→ **Figure dataset records**:
== Segment start ==
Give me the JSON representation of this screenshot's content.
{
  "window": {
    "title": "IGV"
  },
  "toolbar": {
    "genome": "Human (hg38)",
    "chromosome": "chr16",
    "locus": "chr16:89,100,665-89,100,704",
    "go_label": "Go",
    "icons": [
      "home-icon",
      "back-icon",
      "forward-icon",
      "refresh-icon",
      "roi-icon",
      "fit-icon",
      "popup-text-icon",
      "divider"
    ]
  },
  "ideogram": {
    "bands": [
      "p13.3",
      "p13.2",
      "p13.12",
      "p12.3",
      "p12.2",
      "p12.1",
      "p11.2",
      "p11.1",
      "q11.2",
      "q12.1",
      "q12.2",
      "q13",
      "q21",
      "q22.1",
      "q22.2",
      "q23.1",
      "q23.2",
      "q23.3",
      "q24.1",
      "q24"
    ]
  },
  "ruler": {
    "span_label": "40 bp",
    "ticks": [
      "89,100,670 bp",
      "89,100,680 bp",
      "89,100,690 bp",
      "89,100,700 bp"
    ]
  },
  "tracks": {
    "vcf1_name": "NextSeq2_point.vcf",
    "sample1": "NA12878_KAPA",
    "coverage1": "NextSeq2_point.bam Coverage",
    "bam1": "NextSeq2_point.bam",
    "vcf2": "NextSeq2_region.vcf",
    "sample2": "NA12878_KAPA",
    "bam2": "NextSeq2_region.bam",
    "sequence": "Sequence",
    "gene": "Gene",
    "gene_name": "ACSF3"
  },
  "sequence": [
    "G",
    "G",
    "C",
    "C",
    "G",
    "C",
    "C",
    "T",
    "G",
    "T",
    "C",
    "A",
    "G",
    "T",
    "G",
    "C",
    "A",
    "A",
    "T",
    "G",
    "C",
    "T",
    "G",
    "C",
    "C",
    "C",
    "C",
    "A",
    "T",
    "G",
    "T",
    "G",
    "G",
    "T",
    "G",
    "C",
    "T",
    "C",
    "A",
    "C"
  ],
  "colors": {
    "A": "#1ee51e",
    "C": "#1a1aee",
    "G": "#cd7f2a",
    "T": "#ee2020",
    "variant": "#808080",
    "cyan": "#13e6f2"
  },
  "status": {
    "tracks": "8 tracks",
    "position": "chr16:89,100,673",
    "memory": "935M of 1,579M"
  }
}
== Segment end ==
→ **What this task involves**: Could you please repeat the data exactly as given?

→ **Answer box**:
Give me the JSON representation of this screenshot's content.
{
  "window": {
    "title": "IGV"
  },
  "toolbar": {
    "genome": "Human (hg38)",
    "chromosome": "chr16",
    "locus": "chr16:89,100,665-89,100,704",
    "go_label": "Go",
    "icons": [
      "home-icon",
      "back-icon",
      "forward-icon",
      "refresh-icon",
      "roi-icon",
      "fit-icon",
      "popup-text-icon",
      "divider"
    ]
  },
  "ideogram": {
    "bands": [
      "p13.3",
      "p13.2",
      "p13.12",
      "p12.3",
      "p12.2",
      "p12.1",
      "p11.2",
      "p11.1",
      "q11.2",
      "q12.1",
      "q12.2",
      "q13",
      "q21",
      "q22.1",
      "q22.2",
      "q23.1",
      "q23.2",
      "q23.3",
      "q24.1",
      "q24"
    ]
  },
  "ruler": {
    "span_label": "40 bp",
    "ticks": [
      "89,100,670 bp",
      "89,100,680 bp",
      "89,100,690 bp",
      "89,100,700 bp"
    ]
  },
  "tracks": {
    "vcf1_name": "NextSeq2_point.vcf",
    "sample1": "NA12878_KAPA",
    "coverage1": "NextSeq2_point.bam Coverage",
    "bam1": "NextSeq2_point.bam",
    "vcf2": "NextSeq2_region.vcf",
    "sample2": "NA12878_KAPA",
    "bam2": "NextSeq2_region.bam",
    "sequence": "Sequence",
    "gene": "Gene",
    "gene_name": "ACSF3"
  },
  "sequence": [
    "G",
    "G",
    "C",
    "C",
    "G",
    "C",
    "C",
    "T",
    "G",
    "T",
    "C",
    "A",
    "G",
    "T",
    "G",
    "C",
    "A",
    "A",
    "T",
    "G",
    "C",
    "T",
    "G",
    "C",
    "C",
    "C",
    "C",
    "A",
    "T",
    "G",
    "T",
    "G",
    "G",
    "T",
    "G",
    "C",
    "T",
    "C",
    "A",
    "C"
  ],
  "colors": {
    "A": "#1ee51e",
    "C": "#1a1aee",
    "G": "#cd7f2a",
    "T": "#ee2020",
    "variant": "#808080",
    "cyan": "#13e6f2"
  },
  "status": {
    "tracks": "8 tracks",
    "position": "chr16:89,100,673",
    "memory": "935M of 1,579M"
  }
}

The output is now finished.